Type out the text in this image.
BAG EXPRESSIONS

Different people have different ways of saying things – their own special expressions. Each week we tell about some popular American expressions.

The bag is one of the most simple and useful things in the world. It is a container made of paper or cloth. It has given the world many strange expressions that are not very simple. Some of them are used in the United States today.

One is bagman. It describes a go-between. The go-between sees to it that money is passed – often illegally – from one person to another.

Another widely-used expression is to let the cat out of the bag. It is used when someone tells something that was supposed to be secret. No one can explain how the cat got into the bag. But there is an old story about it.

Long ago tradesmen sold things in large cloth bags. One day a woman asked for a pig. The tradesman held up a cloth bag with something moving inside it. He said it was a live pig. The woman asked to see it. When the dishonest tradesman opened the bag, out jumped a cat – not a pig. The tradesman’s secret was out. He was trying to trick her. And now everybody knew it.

□ □ □

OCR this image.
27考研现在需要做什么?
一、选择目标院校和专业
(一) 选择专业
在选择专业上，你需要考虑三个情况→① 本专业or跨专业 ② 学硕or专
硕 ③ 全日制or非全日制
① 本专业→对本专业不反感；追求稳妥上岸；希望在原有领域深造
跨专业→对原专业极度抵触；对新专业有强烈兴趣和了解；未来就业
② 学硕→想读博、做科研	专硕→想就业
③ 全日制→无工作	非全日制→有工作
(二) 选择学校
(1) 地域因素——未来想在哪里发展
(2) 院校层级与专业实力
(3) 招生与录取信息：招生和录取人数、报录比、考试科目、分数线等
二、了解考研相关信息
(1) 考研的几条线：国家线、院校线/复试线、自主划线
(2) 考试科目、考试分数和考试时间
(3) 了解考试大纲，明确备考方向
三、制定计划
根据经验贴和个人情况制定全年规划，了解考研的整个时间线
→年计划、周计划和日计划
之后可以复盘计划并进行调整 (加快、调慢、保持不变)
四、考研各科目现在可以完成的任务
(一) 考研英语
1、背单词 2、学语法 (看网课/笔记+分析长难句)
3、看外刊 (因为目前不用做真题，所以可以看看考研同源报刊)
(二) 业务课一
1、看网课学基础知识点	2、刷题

□ □ □

WORK TO DO.
Select every line above that contains the word "image", and copy it.

TASK ANSWER.
Type out the text in this image.
OCR this image.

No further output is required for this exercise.